### Task data
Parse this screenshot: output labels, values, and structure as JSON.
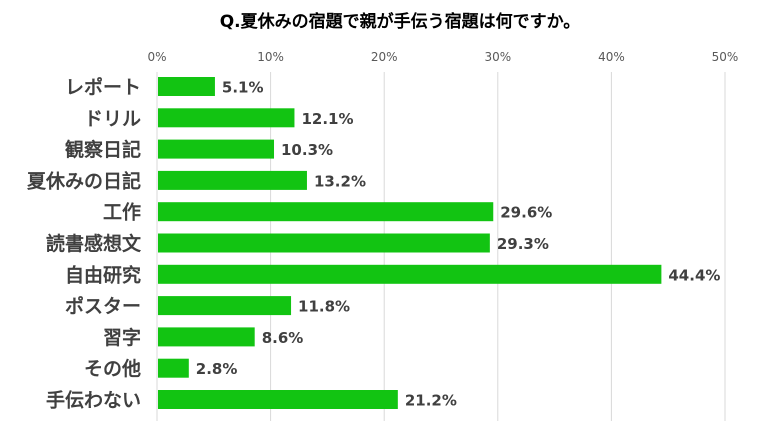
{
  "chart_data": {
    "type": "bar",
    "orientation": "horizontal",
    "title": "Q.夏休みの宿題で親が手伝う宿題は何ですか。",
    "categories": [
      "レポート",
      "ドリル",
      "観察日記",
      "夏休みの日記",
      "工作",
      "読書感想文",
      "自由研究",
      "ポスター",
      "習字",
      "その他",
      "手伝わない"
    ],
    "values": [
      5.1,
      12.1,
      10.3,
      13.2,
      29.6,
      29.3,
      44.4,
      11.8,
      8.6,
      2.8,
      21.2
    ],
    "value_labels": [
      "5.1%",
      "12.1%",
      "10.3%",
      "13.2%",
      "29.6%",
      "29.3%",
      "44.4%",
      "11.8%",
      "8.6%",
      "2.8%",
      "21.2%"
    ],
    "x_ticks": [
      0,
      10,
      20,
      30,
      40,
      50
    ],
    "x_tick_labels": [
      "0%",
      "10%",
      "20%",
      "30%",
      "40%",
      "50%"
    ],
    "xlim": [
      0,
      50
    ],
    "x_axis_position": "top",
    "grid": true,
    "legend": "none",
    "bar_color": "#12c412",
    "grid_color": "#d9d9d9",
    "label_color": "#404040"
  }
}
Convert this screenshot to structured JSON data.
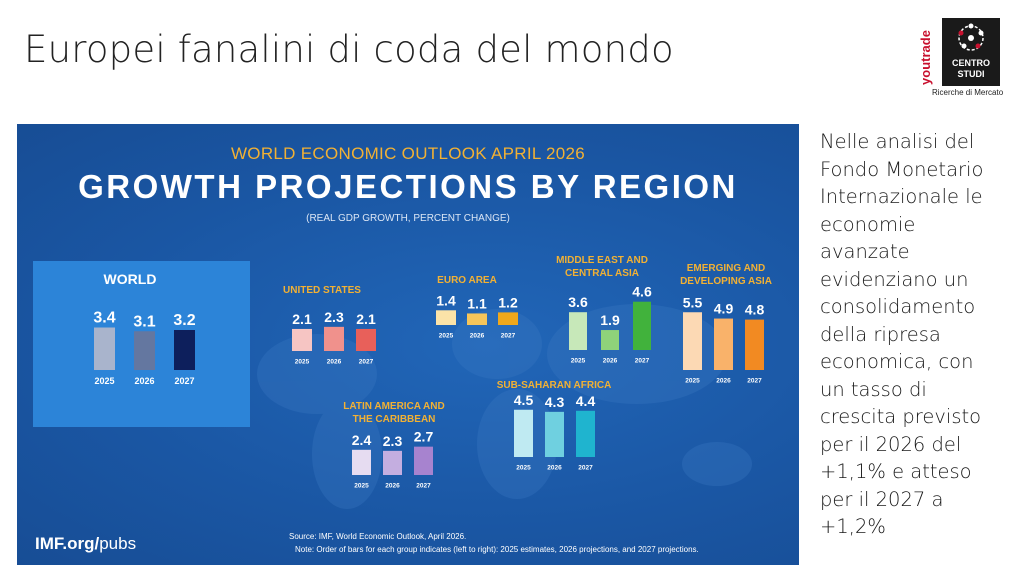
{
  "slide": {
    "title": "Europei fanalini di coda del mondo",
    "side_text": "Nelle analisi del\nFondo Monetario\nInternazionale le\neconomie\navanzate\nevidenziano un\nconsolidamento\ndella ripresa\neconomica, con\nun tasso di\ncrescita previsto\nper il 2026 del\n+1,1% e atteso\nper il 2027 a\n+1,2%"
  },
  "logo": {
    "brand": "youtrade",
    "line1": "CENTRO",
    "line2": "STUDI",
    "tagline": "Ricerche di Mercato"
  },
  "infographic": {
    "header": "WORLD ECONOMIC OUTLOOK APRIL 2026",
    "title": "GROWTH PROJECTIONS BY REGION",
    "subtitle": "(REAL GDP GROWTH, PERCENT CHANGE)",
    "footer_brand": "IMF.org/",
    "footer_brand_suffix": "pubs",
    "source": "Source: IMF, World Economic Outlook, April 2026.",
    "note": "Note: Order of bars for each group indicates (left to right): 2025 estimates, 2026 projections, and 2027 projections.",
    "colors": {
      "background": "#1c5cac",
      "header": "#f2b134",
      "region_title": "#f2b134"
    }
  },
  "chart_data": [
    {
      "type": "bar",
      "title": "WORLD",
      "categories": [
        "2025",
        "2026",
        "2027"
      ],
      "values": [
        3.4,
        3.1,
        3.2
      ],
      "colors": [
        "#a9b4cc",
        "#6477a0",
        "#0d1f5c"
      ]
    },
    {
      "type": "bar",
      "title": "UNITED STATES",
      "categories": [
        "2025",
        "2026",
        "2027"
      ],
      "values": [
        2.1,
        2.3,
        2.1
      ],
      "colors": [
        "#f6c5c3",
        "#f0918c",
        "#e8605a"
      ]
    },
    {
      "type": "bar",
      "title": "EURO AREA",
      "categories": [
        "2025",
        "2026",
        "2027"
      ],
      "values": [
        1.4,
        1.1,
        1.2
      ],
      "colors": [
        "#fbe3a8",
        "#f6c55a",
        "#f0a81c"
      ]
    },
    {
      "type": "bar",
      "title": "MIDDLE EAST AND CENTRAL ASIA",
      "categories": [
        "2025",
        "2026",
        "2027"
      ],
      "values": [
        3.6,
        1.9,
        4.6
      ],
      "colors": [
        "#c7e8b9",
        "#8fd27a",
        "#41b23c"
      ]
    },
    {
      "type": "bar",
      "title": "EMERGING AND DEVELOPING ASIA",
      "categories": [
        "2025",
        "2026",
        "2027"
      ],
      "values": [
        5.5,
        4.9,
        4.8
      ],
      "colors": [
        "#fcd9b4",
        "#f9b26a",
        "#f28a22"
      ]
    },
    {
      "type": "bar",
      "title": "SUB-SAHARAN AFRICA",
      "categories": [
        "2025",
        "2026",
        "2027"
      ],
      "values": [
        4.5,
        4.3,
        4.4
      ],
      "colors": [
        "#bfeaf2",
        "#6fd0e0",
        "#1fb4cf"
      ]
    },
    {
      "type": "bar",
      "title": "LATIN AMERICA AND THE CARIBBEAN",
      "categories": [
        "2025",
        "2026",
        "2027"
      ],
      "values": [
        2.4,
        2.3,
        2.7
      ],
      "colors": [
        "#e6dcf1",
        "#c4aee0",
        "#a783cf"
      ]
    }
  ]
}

### Problem
Transcribe the material exactly, leaving every picture out.

### Solved problem
Parse this screenshot: output labels, values, and structure as JSON.
{
  "chart_data": {
    "type": "bar",
    "orientation": "horizontal",
    "title": "Q.夏休みの宿題で親が手伝う宿題は何ですか。",
    "categories": [
      "レポート",
      "ドリル",
      "観察日記",
      "夏休みの日記",
      "工作",
      "読書感想文",
      "自由研究",
      "ポスター",
      "習字",
      "その他",
      "手伝わない"
    ],
    "values": [
      5.1,
      12.1,
      10.3,
      13.2,
      29.6,
      29.3,
      44.4,
      11.8,
      8.6,
      2.8,
      21.2
    ],
    "value_labels": [
      "5.1%",
      "12.1%",
      "10.3%",
      "13.2%",
      "29.6%",
      "29.3%",
      "44.4%",
      "11.8%",
      "8.6%",
      "2.8%",
      "21.2%"
    ],
    "x_ticks": [
      0,
      10,
      20,
      30,
      40,
      50
    ],
    "x_tick_labels": [
      "0%",
      "10%",
      "20%",
      "30%",
      "40%",
      "50%"
    ],
    "xlim": [
      0,
      50
    ],
    "x_axis_position": "top",
    "grid": true,
    "legend": "none",
    "bar_color": "#12c412",
    "grid_color": "#d9d9d9",
    "label_color": "#404040"
  }
}
Convert this screenshot to structured JSON data.
{
  "slide": {
    "title": "Europei fanalini di coda del mondo",
    "side_text": "Nelle analisi del\nFondo Monetario\nInternazionale le\neconomie\navanzate\nevidenziano un\nconsolidamento\ndella ripresa\neconomica, con\nun tasso di\ncrescita previsto\nper il 2026 del\n+1,1% e atteso\nper il 2027 a\n+1,2%"
  },
  "logo": {
    "brand": "youtrade",
    "line1": "CENTRO",
    "line2": "STUDI",
    "tagline": "Ricerche di Mercato"
  },
  "infographic": {
    "header": "WORLD ECONOMIC OUTLOOK APRIL 2026",
    "title": "GROWTH PROJECTIONS BY REGION",
    "subtitle": "(REAL GDP GROWTH, PERCENT CHANGE)",
    "footer_brand": "IMF.org/",
    "footer_brand_suffix": "pubs",
    "source": "Source: IMF, World Economic Outlook, April 2026.",
    "note": "Note: Order of bars for each group indicates (left to right): 2025 estimates, 2026 projections, and 2027 projections.",
    "colors": {
      "background": "#1c5cac",
      "header": "#f2b134",
      "region_title": "#f2b134"
    }
  },
  "chart_data": [
    {
      "type": "bar",
      "title": "WORLD",
      "categories": [
        "2025",
        "2026",
        "2027"
      ],
      "values": [
        3.4,
        3.1,
        3.2
      ],
      "colors": [
        "#a9b4cc",
        "#6477a0",
        "#0d1f5c"
      ]
    },
    {
      "type": "bar",
      "title": "UNITED STATES",
      "categories": [
        "2025",
        "2026",
        "2027"
      ],
      "values": [
        2.1,
        2.3,
        2.1
      ],
      "colors": [
        "#f6c5c3",
        "#f0918c",
        "#e8605a"
      ]
    },
    {
      "type": "bar",
      "title": "EURO AREA",
      "categories": [
        "2025",
        "2026",
        "2027"
      ],
      "values": [
        1.4,
        1.1,
        1.2
      ],
      "colors": [
        "#fbe3a8",
        "#f6c55a",
        "#f0a81c"
      ]
    },
    {
      "type": "bar",
      "title": "MIDDLE EAST AND CENTRAL ASIA",
      "categories": [
        "2025",
        "2026",
        "2027"
      ],
      "values": [
        3.6,
        1.9,
        4.6
      ],
      "colors": [
        "#c7e8b9",
        "#8fd27a",
        "#41b23c"
      ]
    },
    {
      "type": "bar",
      "title": "EMERGING AND DEVELOPING ASIA",
      "categories": [
        "2025",
        "2026",
        "2027"
      ],
      "values": [
        5.5,
        4.9,
        4.8
      ],
      "colors": [
        "#fcd9b4",
        "#f9b26a",
        "#f28a22"
      ]
    },
    {
      "type": "bar",
      "title": "SUB-SAHARAN AFRICA",
      "categories": [
        "2025",
        "2026",
        "2027"
      ],
      "values": [
        4.5,
        4.3,
        4.4
      ],
      "colors": [
        "#bfeaf2",
        "#6fd0e0",
        "#1fb4cf"
      ]
    },
    {
      "type": "bar",
      "title": "LATIN AMERICA AND THE CARIBBEAN",
      "categories": [
        "2025",
        "2026",
        "2027"
      ],
      "values": [
        2.4,
        2.3,
        2.7
      ],
      "colors": [
        "#e6dcf1",
        "#c4aee0",
        "#a783cf"
      ]
    }
  ]
}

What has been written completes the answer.